▶ [Fragmento]
►

Desde donde estamos sentados, divisamos las enormes mantas
de plástico donde la gente pone a secar su café en esta época de cosecha. Una
mujer, ahí abajo, acarrea un saco mientras su esposo ata las bestias recién
llegadas de la chacra. La tarde
transcurre lentamente en Nuevo Chachapoyas, este confín de la selva alta
mendocina, inundada de pronto por una mancha de loros de cuello azul que
sobrevuelan su lugar de descanso cuando el sol se esconde tras el cerro.
Sentados en la puerta de la posta, un
grupo de personas conversamos.
Rosa Edith Portocarrero López es la técnica de salud del
pueblo y de varios caseríos de esta zona. No es enfermera, sino técnica, es decir, ha recibido una
formación elemental para ayudar a los vecinos en sus dolencias, y su trabajo no
es ni mucho menos fácil. Las cosas que nos cuenta me hacen masticar cuánto necesita nuestro Perú avanzar en su
desarrollo, especialmente en el mundo rural.
El dispensario es un pequeño edificio de madera con una sala
de atención, un diminuto almacén y el cuarto donde duerme Rosa. Al mirar el
estante donde están los medicamentos, veo cajas de Paracetamol, Naproxeno,
Aspirina, Ibuprofeno, Dexometasona, Diclofenaco y otras medicinas sencillas además
de alcohol, gasas, algodón y demás implementos
para primeros auxilios. Ella recibe en el primer trimestre del año una dotación
y, a medida que se va acabando el material, va pidiendo y trayendo a
cuentagotas. Justo esta semana ha llegado el “material quirúrgico”: una cajita
metálica con pinzas, tenaza y bisturí que me recuerda el equipo de Claudio el practicante cuando yo era niño. Una escasez de medios que clama al cielo.

◄

▶ [Información extraída]

►

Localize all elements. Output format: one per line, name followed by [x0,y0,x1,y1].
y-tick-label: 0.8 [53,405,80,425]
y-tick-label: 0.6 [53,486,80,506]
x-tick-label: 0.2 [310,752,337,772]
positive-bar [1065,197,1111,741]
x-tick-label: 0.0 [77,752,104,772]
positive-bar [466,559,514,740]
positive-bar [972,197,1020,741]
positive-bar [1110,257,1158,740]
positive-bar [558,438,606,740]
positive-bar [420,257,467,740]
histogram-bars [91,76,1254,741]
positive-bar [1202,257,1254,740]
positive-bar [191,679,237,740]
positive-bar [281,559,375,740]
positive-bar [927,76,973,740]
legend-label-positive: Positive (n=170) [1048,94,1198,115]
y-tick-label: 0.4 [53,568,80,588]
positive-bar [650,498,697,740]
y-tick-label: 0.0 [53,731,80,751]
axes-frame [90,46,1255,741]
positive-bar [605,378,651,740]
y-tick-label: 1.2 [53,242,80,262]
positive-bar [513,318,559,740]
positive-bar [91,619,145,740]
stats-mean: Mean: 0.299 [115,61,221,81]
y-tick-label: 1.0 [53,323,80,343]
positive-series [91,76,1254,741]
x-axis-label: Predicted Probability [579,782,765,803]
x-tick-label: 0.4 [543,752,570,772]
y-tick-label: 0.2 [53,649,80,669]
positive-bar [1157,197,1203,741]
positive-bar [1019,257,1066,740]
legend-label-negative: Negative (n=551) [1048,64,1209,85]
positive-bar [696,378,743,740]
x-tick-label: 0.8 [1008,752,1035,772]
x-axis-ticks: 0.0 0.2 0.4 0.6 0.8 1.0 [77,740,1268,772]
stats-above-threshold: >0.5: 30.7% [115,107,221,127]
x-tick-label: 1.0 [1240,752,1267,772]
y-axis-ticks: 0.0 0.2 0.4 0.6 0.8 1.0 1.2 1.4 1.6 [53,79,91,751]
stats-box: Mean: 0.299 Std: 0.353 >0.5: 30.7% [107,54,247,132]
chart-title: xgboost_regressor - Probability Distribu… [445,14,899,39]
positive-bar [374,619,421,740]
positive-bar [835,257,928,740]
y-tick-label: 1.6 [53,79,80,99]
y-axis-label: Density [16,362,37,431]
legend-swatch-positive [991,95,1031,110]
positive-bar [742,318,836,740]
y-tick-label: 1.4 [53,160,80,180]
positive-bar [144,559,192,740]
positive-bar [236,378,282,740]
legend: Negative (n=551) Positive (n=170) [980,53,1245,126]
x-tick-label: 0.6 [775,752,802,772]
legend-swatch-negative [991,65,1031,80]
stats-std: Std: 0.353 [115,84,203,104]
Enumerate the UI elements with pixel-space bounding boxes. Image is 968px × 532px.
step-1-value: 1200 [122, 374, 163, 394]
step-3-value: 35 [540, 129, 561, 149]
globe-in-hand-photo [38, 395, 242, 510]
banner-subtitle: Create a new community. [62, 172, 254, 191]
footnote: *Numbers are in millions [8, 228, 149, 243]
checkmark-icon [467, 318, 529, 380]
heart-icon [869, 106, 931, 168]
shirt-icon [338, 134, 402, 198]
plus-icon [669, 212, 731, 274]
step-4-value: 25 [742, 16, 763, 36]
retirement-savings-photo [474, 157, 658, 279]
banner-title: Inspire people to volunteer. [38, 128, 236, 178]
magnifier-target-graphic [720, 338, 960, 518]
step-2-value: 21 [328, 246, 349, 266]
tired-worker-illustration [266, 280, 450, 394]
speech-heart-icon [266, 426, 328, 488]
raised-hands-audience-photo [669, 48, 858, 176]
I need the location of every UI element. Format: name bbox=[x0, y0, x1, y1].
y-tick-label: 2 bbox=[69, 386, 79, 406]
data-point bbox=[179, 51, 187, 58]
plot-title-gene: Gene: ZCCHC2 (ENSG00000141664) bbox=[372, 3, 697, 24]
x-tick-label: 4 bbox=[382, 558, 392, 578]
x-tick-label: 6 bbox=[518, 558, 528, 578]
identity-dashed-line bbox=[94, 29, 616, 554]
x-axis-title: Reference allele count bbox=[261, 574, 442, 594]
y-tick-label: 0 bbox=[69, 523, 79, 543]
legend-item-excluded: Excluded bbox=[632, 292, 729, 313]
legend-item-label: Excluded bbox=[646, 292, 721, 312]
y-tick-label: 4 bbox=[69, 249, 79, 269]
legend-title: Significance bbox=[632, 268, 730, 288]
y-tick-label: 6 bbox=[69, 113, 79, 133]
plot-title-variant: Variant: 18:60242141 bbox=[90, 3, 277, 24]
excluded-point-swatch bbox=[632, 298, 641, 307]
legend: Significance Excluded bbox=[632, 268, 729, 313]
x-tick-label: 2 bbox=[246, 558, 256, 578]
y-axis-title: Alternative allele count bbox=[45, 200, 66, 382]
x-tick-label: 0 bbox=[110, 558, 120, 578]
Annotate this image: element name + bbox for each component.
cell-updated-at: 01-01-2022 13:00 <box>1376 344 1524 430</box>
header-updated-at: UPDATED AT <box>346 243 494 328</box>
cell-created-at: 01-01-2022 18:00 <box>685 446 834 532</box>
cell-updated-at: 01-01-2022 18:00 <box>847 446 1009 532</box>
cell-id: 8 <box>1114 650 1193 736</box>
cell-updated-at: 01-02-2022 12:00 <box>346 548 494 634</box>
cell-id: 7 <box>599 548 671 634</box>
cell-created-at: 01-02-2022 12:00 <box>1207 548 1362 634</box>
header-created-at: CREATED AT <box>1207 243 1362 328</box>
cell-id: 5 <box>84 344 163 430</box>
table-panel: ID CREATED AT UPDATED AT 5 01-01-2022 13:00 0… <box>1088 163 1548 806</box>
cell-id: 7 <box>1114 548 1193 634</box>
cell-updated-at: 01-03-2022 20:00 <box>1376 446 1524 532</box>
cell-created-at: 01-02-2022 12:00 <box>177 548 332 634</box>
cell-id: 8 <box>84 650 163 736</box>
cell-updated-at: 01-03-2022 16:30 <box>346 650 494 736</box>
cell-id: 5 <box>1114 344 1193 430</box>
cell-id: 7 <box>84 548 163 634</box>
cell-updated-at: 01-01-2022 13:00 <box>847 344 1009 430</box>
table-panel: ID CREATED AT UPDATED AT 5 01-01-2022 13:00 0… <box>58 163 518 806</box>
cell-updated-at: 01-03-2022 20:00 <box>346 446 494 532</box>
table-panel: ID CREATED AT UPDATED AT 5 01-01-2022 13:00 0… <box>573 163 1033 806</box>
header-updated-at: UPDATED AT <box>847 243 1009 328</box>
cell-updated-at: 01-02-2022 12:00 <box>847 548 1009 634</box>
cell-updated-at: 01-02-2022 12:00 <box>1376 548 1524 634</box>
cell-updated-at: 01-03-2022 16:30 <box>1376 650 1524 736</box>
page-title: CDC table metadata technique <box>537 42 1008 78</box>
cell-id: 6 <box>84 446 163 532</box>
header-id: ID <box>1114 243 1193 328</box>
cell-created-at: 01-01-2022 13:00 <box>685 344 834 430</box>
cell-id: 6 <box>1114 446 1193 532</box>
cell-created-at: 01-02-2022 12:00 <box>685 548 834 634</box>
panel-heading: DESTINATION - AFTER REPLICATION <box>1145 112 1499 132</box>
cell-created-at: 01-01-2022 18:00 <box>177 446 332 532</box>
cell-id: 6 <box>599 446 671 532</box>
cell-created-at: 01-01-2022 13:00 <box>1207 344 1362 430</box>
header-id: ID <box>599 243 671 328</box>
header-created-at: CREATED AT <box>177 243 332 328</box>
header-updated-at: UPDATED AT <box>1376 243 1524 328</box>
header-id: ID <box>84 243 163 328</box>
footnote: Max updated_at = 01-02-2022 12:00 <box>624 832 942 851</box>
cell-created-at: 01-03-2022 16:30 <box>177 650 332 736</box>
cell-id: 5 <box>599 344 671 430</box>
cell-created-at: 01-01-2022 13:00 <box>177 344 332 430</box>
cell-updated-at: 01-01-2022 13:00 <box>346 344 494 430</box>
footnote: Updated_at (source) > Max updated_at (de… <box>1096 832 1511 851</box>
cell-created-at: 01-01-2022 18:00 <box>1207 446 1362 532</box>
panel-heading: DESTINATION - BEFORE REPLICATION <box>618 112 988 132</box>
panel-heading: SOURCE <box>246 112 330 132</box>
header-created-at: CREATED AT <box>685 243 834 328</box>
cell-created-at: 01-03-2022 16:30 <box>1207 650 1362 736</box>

◄

▶ [Acciones requeridas]
[A] Reproduce del fragmento todo lo que va desde "El dispensario es" hasta "clama al cielo.".
[B] Según el fragmento, explica por qué Rosa va pidiendo más material a lo largo del año.

▶ [Resultados]
[A]
El dispensario es un pequeño edificio de madera con una sala
de atención, un diminuto almacén y el cuarto donde duerme Rosa. Al mirar el
estante donde están los medicamentos, veo cajas de Paracetamol, Naproxeno,
Aspirina, Ibuprofeno, Dexometasona, Diclofenaco y otras medicinas sencillas además
de alcohol, gasas, algodón y demás implementos
para primeros auxilios. Ella recibe en el primer trimestre del año una dotación
y, a medida que se va acabando el material, va pidiendo y trayendo a
cuentagotas. Justo esta semana ha llegado el “material quirúrgico”: una cajita
metálica con pinzas, tenaza y bisturí que me recuerda el equipo de Claudio el practicante cuando yo era niño. Una escasez de medios que clama al cielo.

[B] Rosa recibe una dotación de material en el primer trimestre del año. A medida que ese material se va acabando, va pidiendo y trayendo más a cuentagotas.